[Dataset items]
::::::

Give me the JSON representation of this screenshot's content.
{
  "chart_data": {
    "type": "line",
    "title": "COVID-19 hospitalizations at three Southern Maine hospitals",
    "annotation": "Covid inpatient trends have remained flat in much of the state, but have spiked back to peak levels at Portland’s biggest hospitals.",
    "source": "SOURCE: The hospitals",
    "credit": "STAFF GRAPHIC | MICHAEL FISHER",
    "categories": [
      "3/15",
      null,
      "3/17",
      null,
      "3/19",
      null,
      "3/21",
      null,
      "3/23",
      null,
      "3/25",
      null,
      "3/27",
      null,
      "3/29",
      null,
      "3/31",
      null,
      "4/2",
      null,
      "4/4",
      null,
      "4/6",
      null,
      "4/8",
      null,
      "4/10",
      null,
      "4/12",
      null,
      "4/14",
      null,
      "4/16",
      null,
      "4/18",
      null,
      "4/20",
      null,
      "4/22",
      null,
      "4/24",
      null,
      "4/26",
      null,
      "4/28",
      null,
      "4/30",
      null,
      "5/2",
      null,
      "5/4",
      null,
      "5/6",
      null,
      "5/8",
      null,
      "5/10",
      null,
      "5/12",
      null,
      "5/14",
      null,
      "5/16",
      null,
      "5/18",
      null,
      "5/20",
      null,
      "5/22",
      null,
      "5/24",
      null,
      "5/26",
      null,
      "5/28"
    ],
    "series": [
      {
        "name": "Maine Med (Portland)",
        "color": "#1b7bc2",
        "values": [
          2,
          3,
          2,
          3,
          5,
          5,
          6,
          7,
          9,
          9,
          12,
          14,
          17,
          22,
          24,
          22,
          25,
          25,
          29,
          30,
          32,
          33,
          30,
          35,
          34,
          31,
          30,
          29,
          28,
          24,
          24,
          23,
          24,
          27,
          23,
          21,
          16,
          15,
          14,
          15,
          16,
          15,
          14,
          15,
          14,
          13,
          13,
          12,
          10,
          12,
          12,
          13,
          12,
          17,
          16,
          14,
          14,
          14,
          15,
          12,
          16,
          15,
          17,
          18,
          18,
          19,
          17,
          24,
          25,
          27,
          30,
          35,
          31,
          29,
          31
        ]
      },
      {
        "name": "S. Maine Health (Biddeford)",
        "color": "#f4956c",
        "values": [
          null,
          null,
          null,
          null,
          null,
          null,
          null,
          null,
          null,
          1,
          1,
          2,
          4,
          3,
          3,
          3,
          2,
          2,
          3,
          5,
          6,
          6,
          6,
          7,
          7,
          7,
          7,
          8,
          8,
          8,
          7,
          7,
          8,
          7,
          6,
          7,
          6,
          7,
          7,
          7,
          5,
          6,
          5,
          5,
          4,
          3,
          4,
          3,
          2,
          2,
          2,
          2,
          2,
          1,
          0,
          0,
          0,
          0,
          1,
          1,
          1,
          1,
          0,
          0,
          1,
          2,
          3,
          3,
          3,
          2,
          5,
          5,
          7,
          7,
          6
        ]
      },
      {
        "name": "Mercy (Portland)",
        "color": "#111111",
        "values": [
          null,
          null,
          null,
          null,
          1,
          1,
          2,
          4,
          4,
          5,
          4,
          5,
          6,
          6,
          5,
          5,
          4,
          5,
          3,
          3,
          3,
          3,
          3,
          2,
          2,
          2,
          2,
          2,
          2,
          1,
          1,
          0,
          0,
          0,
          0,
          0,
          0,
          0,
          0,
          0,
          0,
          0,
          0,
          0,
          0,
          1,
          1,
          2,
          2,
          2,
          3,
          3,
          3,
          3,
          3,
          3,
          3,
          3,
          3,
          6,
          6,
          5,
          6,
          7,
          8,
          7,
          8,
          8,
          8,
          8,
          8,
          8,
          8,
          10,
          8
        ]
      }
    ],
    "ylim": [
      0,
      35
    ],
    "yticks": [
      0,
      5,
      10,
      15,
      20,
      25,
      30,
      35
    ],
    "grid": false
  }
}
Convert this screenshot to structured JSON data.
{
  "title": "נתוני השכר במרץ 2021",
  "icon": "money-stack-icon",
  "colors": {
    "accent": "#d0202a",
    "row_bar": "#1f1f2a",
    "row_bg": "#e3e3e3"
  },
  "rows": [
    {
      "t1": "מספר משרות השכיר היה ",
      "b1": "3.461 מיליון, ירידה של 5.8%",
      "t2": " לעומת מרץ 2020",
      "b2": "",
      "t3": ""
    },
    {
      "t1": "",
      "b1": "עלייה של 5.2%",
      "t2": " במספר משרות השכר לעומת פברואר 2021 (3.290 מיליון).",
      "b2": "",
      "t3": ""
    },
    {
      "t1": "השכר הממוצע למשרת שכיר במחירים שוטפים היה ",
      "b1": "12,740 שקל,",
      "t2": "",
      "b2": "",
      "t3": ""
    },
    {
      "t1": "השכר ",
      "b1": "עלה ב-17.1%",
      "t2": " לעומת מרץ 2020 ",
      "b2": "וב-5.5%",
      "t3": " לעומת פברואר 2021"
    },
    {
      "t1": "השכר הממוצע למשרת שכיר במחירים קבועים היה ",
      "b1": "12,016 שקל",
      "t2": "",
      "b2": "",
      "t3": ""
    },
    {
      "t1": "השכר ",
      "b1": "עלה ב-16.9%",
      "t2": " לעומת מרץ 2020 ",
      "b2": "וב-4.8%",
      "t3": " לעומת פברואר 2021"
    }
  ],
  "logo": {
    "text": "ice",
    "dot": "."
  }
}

::::::

> **What is expected**: Each line of the material above needs to be quoted exactly, please.

> **Answer to the exercise**:
Give me the JSON representation of this screenshot's content.
{
  "chart_data": {
    "type": "line",
    "title": "COVID-19 hospitalizations at three Southern Maine hospitals",
    "annotation": "Covid inpatient trends have remained flat in much of the state, but have spiked back to peak levels at Portland’s biggest hospitals.",
    "source": "SOURCE: The hospitals",
    "credit": "STAFF GRAPHIC | MICHAEL FISHER",
    "categories": [
      "3/15",
      null,
      "3/17",
      null,
      "3/19",
      null,
      "3/21",
      null,
      "3/23",
      null,
      "3/25",
      null,
      "3/27",
      null,
      "3/29",
      null,
      "3/31",
      null,
      "4/2",
      null,
      "4/4",
      null,
      "4/6",
      null,
      "4/8",
      null,
      "4/10",
      null,
      "4/12",
      null,
      "4/14",
      null,
      "4/16",
      null,
      "4/18",
      null,
      "4/20",
      null,
      "4/22",
      null,
      "4/24",
      null,
      "4/26",
      null,
      "4/28",
      null,
      "4/30",
      null,
      "5/2",
      null,
      "5/4",
      null,
      "5/6",
      null,
      "5/8",
      null,
      "5/10",
      null,
      "5/12",
      null,
      "5/14",
      null,
      "5/16",
      null,
      "5/18",
      null,
      "5/20",
      null,
      "5/22",
      null,
      "5/24",
      null,
      "5/26",
      null,
      "5/28"
    ],
    "series": [
      {
        "name": "Maine Med (Portland)",
        "color": "#1b7bc2",
        "values": [
          2,
          3,
          2,
          3,
          5,
          5,
          6,
          7,
          9,
          9,
          12,
          14,
          17,
          22,
          24,
          22,
          25,
          25,
          29,
          30,
          32,
          33,
          30,
          35,
          34,
          31,
          30,
          29,
          28,
          24,
          24,
          23,
          24,
          27,
          23,
          21,
          16,
          15,
          14,
          15,
          16,
          15,
          14,
          15,
          14,
          13,
          13,
          12,
          10,
          12,
          12,
          13,
          12,
          17,
          16,
          14,
          14,
          14,
          15,
          12,
          16,
          15,
          17,
          18,
          18,
          19,
          17,
          24,
          25,
          27,
          30,
          35,
          31,
          29,
          31
        ]
      },
      {
        "name": "S. Maine Health (Biddeford)",
        "color": "#f4956c",
        "values": [
          null,
          null,
          null,
          null,
          null,
          null,
          null,
          null,
          null,
          1,
          1,
          2,
          4,
          3,
          3,
          3,
          2,
          2,
          3,
          5,
          6,
          6,
          6,
          7,
          7,
          7,
          7,
          8,
          8,
          8,
          7,
          7,
          8,
          7,
          6,
          7,
          6,
          7,
          7,
          7,
          5,
          6,
          5,
          5,
          4,
          3,
          4,
          3,
          2,
          2,
          2,
          2,
          2,
          1,
          0,
          0,
          0,
          0,
          1,
          1,
          1,
          1,
          0,
          0,
          1,
          2,
          3,
          3,
          3,
          2,
          5,
          5,
          7,
          7,
          6
        ]
      },
      {
        "name": "Mercy (Portland)",
        "color": "#111111",
        "values": [
          null,
          null,
          null,
          null,
          1,
          1,
          2,
          4,
          4,
          5,
          4,
          5,
          6,
          6,
          5,
          5,
          4,
          5,
          3,
          3,
          3,
          3,
          3,
          2,
          2,
          2,
          2,
          2,
          2,
          1,
          1,
          0,
          0,
          0,
          0,
          0,
          0,
          0,
          0,
          0,
          0,
          0,
          0,
          0,
          0,
          1,
          1,
          2,
          2,
          2,
          3,
          3,
          3,
          3,
          3,
          3,
          3,
          3,
          3,
          6,
          6,
          5,
          6,
          7,
          8,
          7,
          8,
          8,
          8,
          8,
          8,
          8,
          8,
          10,
          8
        ]
      }
    ],
    "ylim": [
      0,
      35
    ],
    "yticks": [
      0,
      5,
      10,
      15,
      20,
      25,
      30,
      35
    ],
    "grid": false
  }
}
Convert this screenshot to structured JSON data.
{
  "title": "נתוני השכר במרץ 2021",
  "icon": "money-stack-icon",
  "colors": {
    "accent": "#d0202a",
    "row_bar": "#1f1f2a",
    "row_bg": "#e3e3e3"
  },
  "rows": [
    {
      "t1": "מספר משרות השכיר היה ",
      "b1": "3.461 מיליון, ירידה של 5.8%",
      "t2": " לעומת מרץ 2020",
      "b2": "",
      "t3": ""
    },
    {
      "t1": "",
      "b1": "עלייה של 5.2%",
      "t2": " במספר משרות השכר לעומת פברואר 2021 (3.290 מיליון).",
      "b2": "",
      "t3": ""
    },
    {
      "t1": "השכר הממוצע למשרת שכיר במחירים שוטפים היה ",
      "b1": "12,740 שקל,",
      "t2": "",
      "b2": "",
      "t3": ""
    },
    {
      "t1": "השכר ",
      "b1": "עלה ב-17.1%",
      "t2": " לעומת מרץ 2020 ",
      "b2": "וב-5.5%",
      "t3": " לעומת פברואר 2021"
    },
    {
      "t1": "השכר הממוצע למשרת שכיר במחירים קבועים היה ",
      "b1": "12,016 שקל",
      "t2": "",
      "b2": "",
      "t3": ""
    },
    {
      "t1": "השכר ",
      "b1": "עלה ב-16.9%",
      "t2": " לעומת מרץ 2020 ",
      "b2": "וב-4.8%",
      "t3": " לעומת פברואר 2021"
    }
  ],
  "logo": {
    "text": "ice",
    "dot": "."
  }
}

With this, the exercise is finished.